--- Start of Given records ---
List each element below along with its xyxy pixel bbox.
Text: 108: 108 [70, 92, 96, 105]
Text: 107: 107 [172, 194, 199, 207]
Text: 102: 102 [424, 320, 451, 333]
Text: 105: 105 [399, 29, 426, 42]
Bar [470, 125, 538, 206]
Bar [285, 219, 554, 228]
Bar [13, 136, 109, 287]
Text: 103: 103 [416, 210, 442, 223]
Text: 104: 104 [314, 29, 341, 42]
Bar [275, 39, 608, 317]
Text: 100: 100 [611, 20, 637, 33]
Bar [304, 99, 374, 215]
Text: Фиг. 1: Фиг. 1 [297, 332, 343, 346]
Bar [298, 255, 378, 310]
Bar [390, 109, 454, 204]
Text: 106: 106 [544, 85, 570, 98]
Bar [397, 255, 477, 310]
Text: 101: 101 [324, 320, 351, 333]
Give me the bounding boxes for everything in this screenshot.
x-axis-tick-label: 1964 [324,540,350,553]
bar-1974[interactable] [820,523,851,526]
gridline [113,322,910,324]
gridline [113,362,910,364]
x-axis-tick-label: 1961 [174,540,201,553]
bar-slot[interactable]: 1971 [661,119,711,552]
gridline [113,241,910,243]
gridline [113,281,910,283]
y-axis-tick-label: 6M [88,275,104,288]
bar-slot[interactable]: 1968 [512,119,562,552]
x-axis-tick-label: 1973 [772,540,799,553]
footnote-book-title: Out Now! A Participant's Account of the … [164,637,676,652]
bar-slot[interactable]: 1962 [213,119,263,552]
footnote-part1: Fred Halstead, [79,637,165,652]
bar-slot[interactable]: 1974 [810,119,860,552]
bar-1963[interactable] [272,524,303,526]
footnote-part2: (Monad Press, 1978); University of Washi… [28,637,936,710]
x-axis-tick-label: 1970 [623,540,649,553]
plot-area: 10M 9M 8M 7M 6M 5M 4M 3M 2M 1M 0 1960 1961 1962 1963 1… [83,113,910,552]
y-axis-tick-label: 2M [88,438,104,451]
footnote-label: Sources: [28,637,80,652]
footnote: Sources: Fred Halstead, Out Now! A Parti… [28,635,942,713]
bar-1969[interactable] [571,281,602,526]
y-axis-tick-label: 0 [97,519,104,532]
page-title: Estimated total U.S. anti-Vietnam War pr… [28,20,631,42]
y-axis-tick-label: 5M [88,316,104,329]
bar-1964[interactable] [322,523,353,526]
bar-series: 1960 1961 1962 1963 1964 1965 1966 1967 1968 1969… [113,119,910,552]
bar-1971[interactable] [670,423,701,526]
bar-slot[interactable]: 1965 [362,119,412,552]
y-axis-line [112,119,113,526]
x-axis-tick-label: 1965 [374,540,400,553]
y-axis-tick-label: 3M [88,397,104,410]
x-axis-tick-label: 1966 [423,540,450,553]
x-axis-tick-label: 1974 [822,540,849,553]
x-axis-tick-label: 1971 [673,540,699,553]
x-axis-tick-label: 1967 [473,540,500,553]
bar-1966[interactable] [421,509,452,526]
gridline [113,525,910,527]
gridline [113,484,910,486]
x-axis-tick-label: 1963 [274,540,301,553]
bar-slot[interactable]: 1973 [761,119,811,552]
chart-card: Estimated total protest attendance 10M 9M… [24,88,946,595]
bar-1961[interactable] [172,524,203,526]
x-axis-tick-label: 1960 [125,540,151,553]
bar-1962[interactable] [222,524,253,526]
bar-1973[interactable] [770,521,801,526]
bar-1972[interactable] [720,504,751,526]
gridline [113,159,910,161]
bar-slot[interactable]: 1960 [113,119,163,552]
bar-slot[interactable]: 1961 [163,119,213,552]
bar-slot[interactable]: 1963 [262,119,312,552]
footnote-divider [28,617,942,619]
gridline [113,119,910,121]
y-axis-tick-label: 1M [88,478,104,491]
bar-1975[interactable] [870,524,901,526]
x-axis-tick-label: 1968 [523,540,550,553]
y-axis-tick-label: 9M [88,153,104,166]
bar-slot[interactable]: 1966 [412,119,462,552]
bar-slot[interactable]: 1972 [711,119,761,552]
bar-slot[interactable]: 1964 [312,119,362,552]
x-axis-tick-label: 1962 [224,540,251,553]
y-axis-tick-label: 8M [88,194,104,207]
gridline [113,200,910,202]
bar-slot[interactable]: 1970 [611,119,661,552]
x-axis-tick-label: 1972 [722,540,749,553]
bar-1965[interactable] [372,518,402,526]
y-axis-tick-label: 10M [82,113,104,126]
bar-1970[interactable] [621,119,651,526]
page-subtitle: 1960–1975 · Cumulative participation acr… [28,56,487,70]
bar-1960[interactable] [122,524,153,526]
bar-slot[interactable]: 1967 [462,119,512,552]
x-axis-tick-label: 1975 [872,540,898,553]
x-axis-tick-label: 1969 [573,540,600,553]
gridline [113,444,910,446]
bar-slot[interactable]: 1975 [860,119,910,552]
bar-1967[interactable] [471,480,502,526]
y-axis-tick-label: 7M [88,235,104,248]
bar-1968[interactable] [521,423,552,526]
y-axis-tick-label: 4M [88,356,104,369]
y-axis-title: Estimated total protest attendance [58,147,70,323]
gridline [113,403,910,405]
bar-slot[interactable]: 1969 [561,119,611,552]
--- End of Given records ---
Return every line of the listing word for word, starting with its first line and going on through the line containing "Bar [298, 255, 378, 310]", both ends included.

List each element below along with its xyxy pixel bbox.
Text: 108: 108 [70, 92, 96, 105]
Text: 107: 107 [172, 194, 199, 207]
Text: 102: 102 [424, 320, 451, 333]
Text: 105: 105 [399, 29, 426, 42]
Bar [470, 125, 538, 206]
Bar [285, 219, 554, 228]
Bar [13, 136, 109, 287]
Text: 103: 103 [416, 210, 442, 223]
Text: 104: 104 [314, 29, 341, 42]
Bar [275, 39, 608, 317]
Text: 100: 100 [611, 20, 637, 33]
Bar [304, 99, 374, 215]
Text: Фиг. 1: Фиг. 1 [297, 332, 343, 346]
Bar [298, 255, 378, 310]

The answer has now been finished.